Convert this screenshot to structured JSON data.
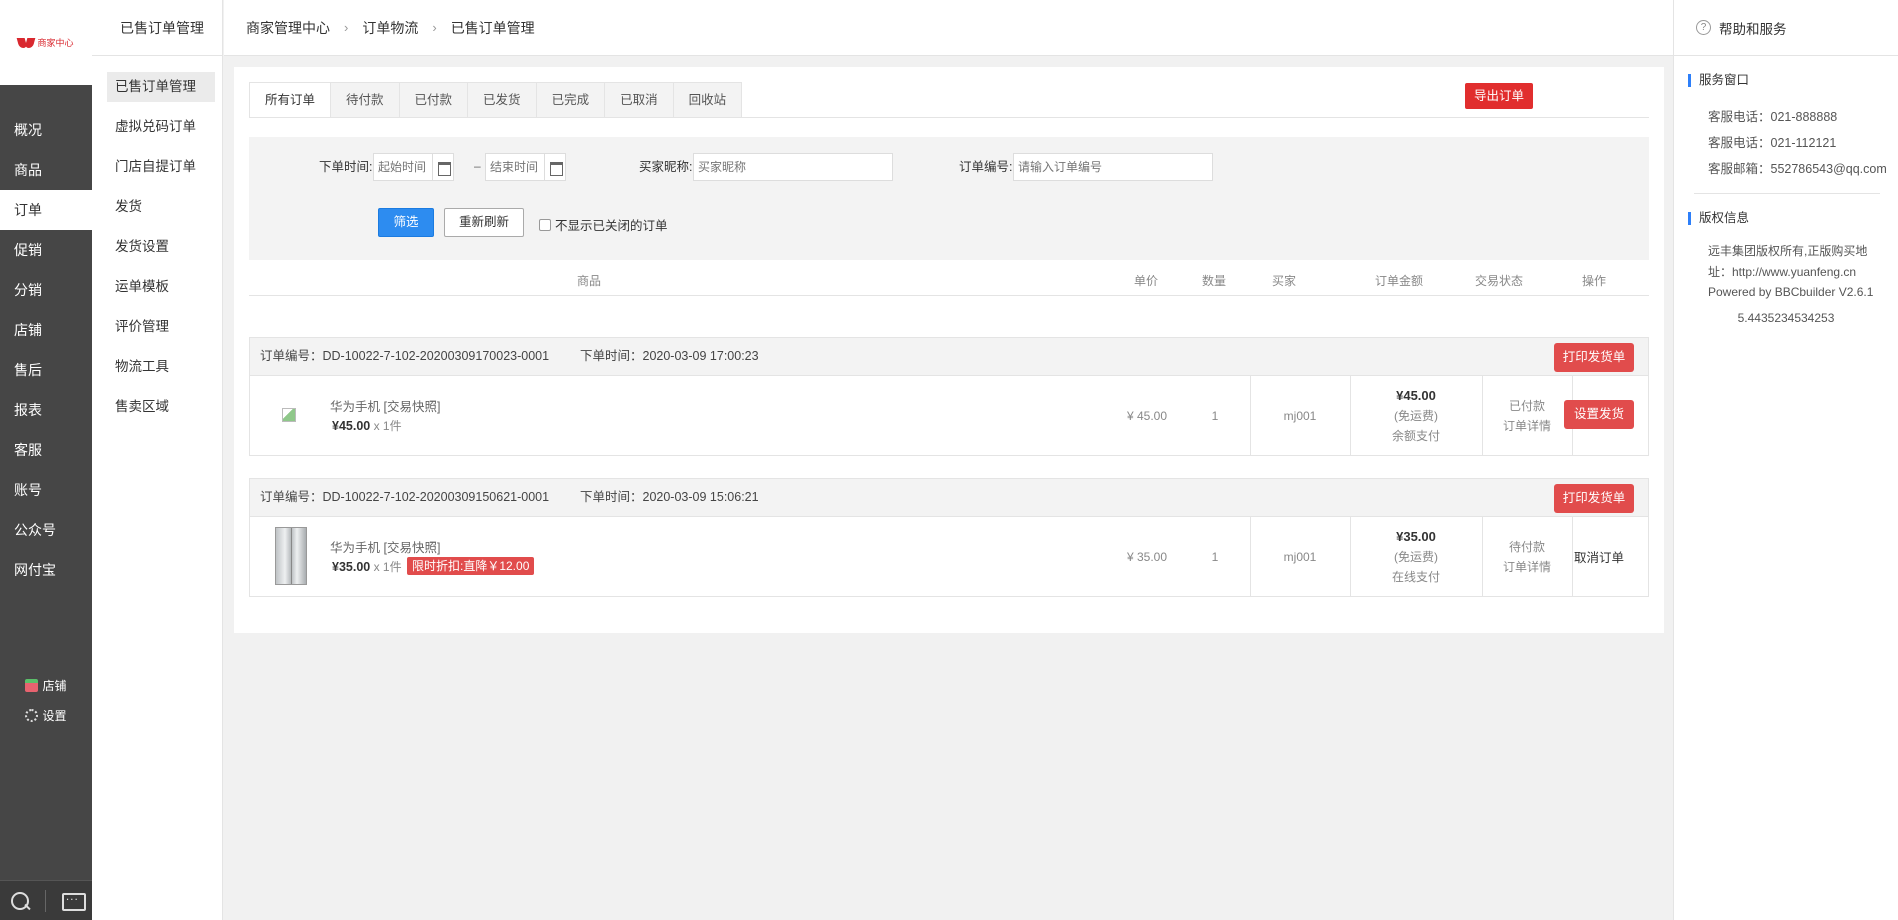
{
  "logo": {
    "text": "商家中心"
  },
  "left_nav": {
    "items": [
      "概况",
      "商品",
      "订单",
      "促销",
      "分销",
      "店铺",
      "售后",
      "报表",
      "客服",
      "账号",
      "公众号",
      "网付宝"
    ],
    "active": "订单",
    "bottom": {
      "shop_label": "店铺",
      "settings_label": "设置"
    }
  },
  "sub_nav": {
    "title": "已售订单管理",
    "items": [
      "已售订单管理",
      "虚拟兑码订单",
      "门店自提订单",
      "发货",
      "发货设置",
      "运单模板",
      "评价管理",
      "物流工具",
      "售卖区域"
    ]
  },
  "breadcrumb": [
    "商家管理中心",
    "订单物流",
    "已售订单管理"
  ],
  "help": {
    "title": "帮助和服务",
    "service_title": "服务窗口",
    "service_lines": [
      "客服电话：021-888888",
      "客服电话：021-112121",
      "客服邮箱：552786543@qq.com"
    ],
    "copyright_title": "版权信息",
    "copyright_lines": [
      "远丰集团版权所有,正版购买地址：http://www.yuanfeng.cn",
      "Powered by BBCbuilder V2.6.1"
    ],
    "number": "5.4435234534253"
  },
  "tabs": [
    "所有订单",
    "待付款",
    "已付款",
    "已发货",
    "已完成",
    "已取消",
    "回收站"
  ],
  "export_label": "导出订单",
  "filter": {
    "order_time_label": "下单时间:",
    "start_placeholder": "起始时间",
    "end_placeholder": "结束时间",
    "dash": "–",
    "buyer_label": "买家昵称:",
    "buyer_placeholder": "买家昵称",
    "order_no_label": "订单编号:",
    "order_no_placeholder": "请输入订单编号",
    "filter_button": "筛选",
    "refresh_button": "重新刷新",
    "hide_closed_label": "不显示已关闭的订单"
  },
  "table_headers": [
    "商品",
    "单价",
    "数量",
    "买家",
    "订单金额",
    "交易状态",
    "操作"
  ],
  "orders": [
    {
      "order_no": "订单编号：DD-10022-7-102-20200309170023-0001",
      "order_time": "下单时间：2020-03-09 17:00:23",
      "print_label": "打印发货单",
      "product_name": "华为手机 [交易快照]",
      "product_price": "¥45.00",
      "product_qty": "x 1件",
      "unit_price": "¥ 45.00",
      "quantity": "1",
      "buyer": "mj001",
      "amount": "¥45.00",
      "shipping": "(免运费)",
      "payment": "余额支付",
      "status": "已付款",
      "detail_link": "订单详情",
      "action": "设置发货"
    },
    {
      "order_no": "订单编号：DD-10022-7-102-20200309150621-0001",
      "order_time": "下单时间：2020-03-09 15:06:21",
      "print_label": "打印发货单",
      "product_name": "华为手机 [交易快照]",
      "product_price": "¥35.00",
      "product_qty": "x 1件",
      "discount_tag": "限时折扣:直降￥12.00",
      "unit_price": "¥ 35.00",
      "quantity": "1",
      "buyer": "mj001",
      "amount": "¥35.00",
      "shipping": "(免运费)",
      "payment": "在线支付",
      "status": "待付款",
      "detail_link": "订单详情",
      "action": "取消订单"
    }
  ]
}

# # # #

Goal - Write out the whole listing again, exactly, with no pictures.

Task response -
Convert this screenshot to structured JSON data.
{
  "logo": {
    "text": "商家中心"
  },
  "left_nav": {
    "items": [
      "概况",
      "商品",
      "订单",
      "促销",
      "分销",
      "店铺",
      "售后",
      "报表",
      "客服",
      "账号",
      "公众号",
      "网付宝"
    ],
    "active": "订单",
    "bottom": {
      "shop_label": "店铺",
      "settings_label": "设置"
    }
  },
  "sub_nav": {
    "title": "已售订单管理",
    "items": [
      "已售订单管理",
      "虚拟兑码订单",
      "门店自提订单",
      "发货",
      "发货设置",
      "运单模板",
      "评价管理",
      "物流工具",
      "售卖区域"
    ]
  },
  "breadcrumb": [
    "商家管理中心",
    "订单物流",
    "已售订单管理"
  ],
  "help": {
    "title": "帮助和服务",
    "service_title": "服务窗口",
    "service_lines": [
      "客服电话：021-888888",
      "客服电话：021-112121",
      "客服邮箱：552786543@qq.com"
    ],
    "copyright_title": "版权信息",
    "copyright_lines": [
      "远丰集团版权所有,正版购买地址：http://www.yuanfeng.cn",
      "Powered by BBCbuilder V2.6.1"
    ],
    "number": "5.4435234534253"
  },
  "tabs": [
    "所有订单",
    "待付款",
    "已付款",
    "已发货",
    "已完成",
    "已取消",
    "回收站"
  ],
  "export_label": "导出订单",
  "filter": {
    "order_time_label": "下单时间:",
    "start_placeholder": "起始时间",
    "end_placeholder": "结束时间",
    "dash": "–",
    "buyer_label": "买家昵称:",
    "buyer_placeholder": "买家昵称",
    "order_no_label": "订单编号:",
    "order_no_placeholder": "请输入订单编号",
    "filter_button": "筛选",
    "refresh_button": "重新刷新",
    "hide_closed_label": "不显示已关闭的订单"
  },
  "table_headers": [
    "商品",
    "单价",
    "数量",
    "买家",
    "订单金额",
    "交易状态",
    "操作"
  ],
  "orders": [
    {
      "order_no": "订单编号：DD-10022-7-102-20200309170023-0001",
      "order_time": "下单时间：2020-03-09 17:00:23",
      "print_label": "打印发货单",
      "product_name": "华为手机 [交易快照]",
      "product_price": "¥45.00",
      "product_qty": "x 1件",
      "unit_price": "¥ 45.00",
      "quantity": "1",
      "buyer": "mj001",
      "amount": "¥45.00",
      "shipping": "(免运费)",
      "payment": "余额支付",
      "status": "已付款",
      "detail_link": "订单详情",
      "action": "设置发货"
    },
    {
      "order_no": "订单编号：DD-10022-7-102-20200309150621-0001",
      "order_time": "下单时间：2020-03-09 15:06:21",
      "print_label": "打印发货单",
      "product_name": "华为手机 [交易快照]",
      "product_price": "¥35.00",
      "product_qty": "x 1件",
      "discount_tag": "限时折扣:直降￥12.00",
      "unit_price": "¥ 35.00",
      "quantity": "1",
      "buyer": "mj001",
      "amount": "¥35.00",
      "shipping": "(免运费)",
      "payment": "在线支付",
      "status": "待付款",
      "detail_link": "订单详情",
      "action": "取消订单"
    }
  ]
}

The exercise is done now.